Maiara Possamai
10/01/2019 12h05

Conselho de mãe: não visite um RN

Lá vem uma dica polêmica, mas super sincera

O tema é polêmico e a minha opinião mais ainda, mas hoje vou falar o que penso sobre visitas ao bebê recém-nascido! Junto com um RN totalmente indefeso e sem imunidade alguma, tem uma mãe puérpera, cansada, amedrontada, nervosa e insegura – combinação perfeita, né?

Pois é, até que as pessoas tenham realmente bom senso, o melhor conselho que dou – com a minha experiência – é: não visite um recém-nascido. Nos últimos dias, muitas matérias têm sido divulgadas sobre as doenças que bebês com poucos dias de vida pegaram de pessoas que foram fazer uma simples ‘visitinha’. E aí, muitas pessoas tomaram conhecimento de que os cuidados que os pais imploram para que as visitas tenham, não é futilidade, nem coisa de gente neurótica, é coisa séria mesmo!

Quando ainda estava grávida, diante de muitas pesquisas e leituras, mas principalmente de relatos de outras mães, fiquei sabendo que os primeiros dias depois do parto são os mais difíceis – chamados até de dias de neblina. Então, antes mesmo de a Lara nascer, eu escrevi uma coluna com dicas para as pessoas que fossem visitar um recém-nascido (mesmo antes de passar por isso, eu escrevi só verdades), mas vocês não imaginam o impacto que isso causou!

- Atividades propostas
1 > No texto sobre visitas ao recém-nascido, que nome se dá aos primeiros dias depois do parto?
2 > Liste os adjetivos que, no texto sobre visitas ao recém-nascido, descrevem a mãe logo depois da expressão "uma mãe puérpera".
3 > Diga se cada afirmação concorda com o texto sobre visitas ao recém-nascido e cite as palavras que decidem a resposta.
(a) A autora escreveu a coluna com dicas para visitantes depois do nascimento de Lara.
(b) O bebê recém-nascido não tem imunidade alguma.
(c) Os cuidados que os pais pedem às visitas são coisa de gente neurótica.

- Conteúdo dos dados
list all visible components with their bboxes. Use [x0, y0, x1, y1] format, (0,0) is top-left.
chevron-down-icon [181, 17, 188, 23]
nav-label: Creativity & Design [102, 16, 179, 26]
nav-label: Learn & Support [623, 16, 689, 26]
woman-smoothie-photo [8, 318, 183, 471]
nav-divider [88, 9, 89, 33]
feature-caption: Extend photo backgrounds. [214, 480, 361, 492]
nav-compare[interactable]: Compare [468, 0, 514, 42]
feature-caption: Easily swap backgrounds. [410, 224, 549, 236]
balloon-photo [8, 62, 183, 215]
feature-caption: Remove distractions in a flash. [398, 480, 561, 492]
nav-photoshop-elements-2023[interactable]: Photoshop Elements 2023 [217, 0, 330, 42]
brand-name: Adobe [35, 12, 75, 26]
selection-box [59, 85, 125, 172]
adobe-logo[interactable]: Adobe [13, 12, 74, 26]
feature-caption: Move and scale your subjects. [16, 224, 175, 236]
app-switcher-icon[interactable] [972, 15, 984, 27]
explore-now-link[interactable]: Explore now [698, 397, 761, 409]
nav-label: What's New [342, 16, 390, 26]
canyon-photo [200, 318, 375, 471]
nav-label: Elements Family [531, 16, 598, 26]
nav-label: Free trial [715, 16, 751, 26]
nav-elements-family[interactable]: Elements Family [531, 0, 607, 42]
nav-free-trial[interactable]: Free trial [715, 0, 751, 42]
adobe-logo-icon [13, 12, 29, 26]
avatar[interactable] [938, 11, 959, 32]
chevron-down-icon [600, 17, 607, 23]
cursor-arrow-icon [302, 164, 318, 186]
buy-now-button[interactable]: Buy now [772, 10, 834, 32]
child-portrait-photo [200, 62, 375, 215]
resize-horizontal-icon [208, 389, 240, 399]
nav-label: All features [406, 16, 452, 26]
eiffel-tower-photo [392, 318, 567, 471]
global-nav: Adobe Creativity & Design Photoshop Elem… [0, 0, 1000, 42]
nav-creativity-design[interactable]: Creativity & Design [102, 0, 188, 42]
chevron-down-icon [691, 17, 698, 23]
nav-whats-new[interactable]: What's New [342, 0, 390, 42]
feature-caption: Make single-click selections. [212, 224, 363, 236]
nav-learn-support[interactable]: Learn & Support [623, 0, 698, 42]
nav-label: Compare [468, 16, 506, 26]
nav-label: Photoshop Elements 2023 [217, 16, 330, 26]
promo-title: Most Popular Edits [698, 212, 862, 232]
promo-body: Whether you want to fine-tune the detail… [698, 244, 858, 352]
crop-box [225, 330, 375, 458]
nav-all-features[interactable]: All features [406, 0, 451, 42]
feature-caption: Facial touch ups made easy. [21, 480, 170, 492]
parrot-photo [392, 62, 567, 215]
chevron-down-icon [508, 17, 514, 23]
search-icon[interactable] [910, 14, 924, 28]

- Respostas das atividades
1 > Dias de neblina.

2 > Cansada, amedrontada, nervosa, insegura.

3 >
(a) Não: "antes mesmo de a Lara nascer, eu escrevi uma coluna com dicas para as pessoas que fossem visitar um recém-nascido".
(b) Sim: "um RN totalmente indefeso e sem imunidade alguma".
(c) Não: "não é futilidade, nem coisa de gente neurótica, é coisa séria mesmo!"